### SUPPLIED RECORDS ###

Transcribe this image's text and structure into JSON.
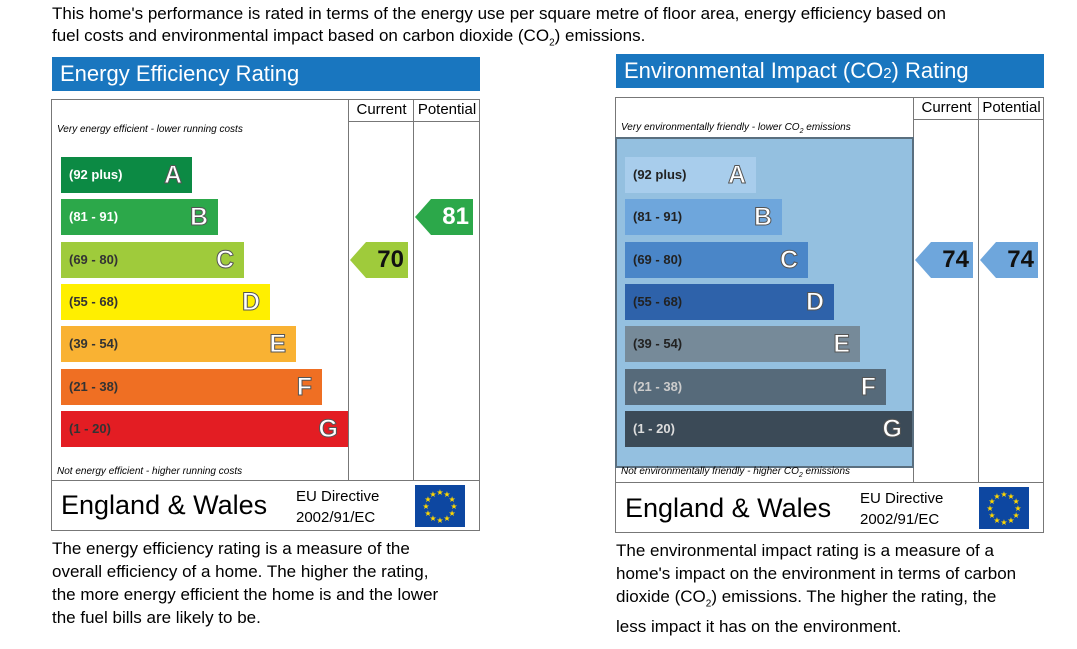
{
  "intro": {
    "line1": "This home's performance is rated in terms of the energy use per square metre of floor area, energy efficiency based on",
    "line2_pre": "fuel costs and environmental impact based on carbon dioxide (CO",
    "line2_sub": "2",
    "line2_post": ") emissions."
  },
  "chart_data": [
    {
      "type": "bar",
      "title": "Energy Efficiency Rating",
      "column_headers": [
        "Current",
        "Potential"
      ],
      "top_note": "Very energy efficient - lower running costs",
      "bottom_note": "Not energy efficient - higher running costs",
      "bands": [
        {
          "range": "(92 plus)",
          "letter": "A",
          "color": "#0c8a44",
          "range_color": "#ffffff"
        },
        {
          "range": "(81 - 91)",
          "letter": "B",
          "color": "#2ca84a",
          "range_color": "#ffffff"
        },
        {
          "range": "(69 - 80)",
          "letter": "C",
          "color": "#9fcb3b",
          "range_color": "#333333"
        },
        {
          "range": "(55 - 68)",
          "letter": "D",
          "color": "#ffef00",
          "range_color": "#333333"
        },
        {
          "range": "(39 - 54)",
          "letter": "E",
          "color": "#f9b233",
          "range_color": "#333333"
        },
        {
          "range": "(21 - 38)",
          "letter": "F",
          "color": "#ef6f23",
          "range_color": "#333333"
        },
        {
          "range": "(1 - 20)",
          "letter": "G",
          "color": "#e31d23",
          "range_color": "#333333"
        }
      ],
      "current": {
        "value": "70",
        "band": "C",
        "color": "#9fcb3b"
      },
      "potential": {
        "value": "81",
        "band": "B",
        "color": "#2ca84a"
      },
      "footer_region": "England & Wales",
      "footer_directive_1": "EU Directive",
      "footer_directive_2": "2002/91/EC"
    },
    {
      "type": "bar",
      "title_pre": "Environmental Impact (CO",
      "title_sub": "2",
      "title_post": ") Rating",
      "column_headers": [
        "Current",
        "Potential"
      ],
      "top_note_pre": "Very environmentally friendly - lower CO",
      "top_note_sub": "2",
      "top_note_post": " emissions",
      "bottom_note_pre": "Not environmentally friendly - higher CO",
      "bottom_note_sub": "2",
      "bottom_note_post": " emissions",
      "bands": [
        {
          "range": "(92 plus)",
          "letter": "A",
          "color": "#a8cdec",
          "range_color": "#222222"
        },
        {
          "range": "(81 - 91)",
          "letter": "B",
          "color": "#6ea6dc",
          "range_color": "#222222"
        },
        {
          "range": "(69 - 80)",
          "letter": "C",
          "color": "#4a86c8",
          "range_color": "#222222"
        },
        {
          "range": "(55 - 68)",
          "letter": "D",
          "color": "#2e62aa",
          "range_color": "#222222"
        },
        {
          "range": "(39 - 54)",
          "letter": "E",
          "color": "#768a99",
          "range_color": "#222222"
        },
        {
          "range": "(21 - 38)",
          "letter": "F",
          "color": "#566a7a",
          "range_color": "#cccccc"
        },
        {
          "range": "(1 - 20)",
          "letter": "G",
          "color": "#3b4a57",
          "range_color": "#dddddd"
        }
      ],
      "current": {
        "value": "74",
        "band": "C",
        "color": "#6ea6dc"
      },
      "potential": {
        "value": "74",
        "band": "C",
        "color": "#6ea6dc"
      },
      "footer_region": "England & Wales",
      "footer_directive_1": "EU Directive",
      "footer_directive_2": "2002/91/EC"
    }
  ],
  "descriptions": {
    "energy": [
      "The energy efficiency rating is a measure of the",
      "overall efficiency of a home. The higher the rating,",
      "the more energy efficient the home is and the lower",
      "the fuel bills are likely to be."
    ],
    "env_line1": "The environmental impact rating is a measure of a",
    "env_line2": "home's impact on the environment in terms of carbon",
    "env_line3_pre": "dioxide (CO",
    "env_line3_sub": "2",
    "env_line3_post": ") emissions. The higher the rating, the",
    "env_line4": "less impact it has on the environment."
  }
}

###
### SUPPLIED RECORDS ###

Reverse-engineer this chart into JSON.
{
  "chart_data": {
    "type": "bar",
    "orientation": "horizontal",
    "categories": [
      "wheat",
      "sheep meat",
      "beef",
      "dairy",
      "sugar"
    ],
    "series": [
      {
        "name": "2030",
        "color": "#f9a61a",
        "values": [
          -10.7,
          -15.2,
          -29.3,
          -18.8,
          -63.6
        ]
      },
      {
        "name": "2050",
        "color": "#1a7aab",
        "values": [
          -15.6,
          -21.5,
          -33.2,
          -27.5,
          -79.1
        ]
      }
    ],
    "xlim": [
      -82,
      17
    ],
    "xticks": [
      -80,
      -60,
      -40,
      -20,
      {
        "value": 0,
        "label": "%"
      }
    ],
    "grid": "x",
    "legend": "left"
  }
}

###

YOUR OBJECTIVE:
Tally the lines that hold the string "into" and state the total, nothing more.

EXERCISE ANSWER:
2